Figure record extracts
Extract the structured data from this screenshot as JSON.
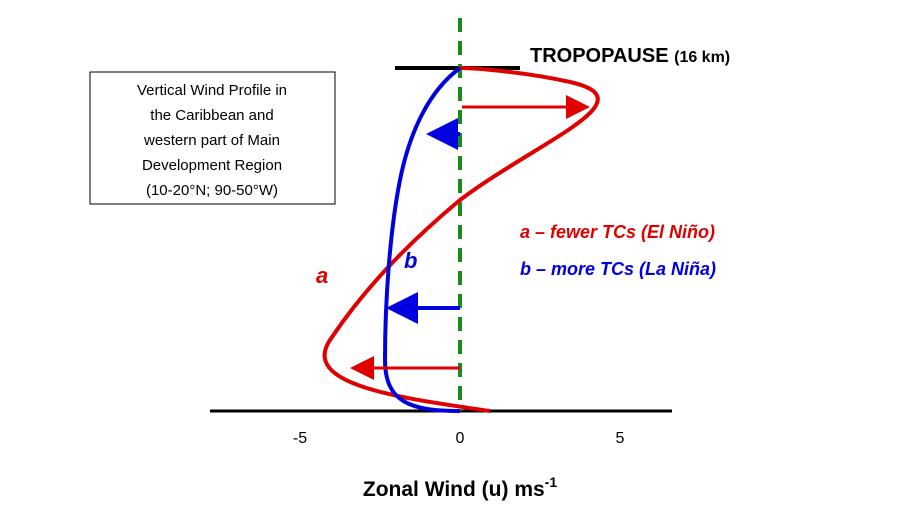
{
  "title": {
    "main": "TROPOPAUSE",
    "sub": "(16 km)"
  },
  "box": {
    "lines": [
      "Vertical Wind Profile in",
      "the Caribbean and",
      "western part of Main",
      "Development Region",
      "(10-20°N; 90-50°W)"
    ]
  },
  "legend": {
    "a": "a – fewer TCs (El Niño)",
    "b": "b – more TCs (La Niña)"
  },
  "curve_labels": {
    "a": "a",
    "b": "b"
  },
  "axis": {
    "label": "Zonal Wind (u) ms",
    "label_sup": "-1",
    "ticks": [
      -5,
      0,
      5
    ]
  }
}
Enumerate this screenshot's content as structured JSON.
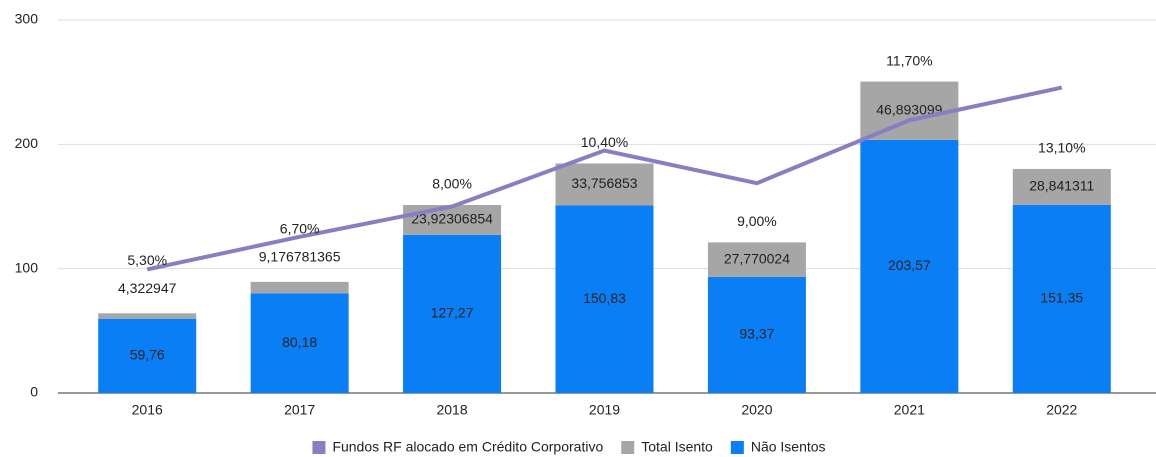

### The problem
From the listing above, print every entry precisely and drop the pictures.

### Task solution
Extract the structured data from this screenshot as JSON.
{
  "title": {
    "main": "TROPOPAUSE",
    "sub": "(16 km)"
  },
  "box": {
    "lines": [
      "Vertical Wind Profile in",
      "the Caribbean and",
      "western part of Main",
      "Development Region",
      "(10-20°N; 90-50°W)"
    ]
  },
  "legend": {
    "a": "a – fewer TCs (El Niño)",
    "b": "b – more TCs (La Niña)"
  },
  "curve_labels": {
    "a": "a",
    "b": "b"
  },
  "axis": {
    "label": "Zonal Wind (u) ms",
    "label_sup": "-1",
    "ticks": [
      -5,
      0,
      5
    ]
  }
}
Enumerate this screenshot's content as structured JSON.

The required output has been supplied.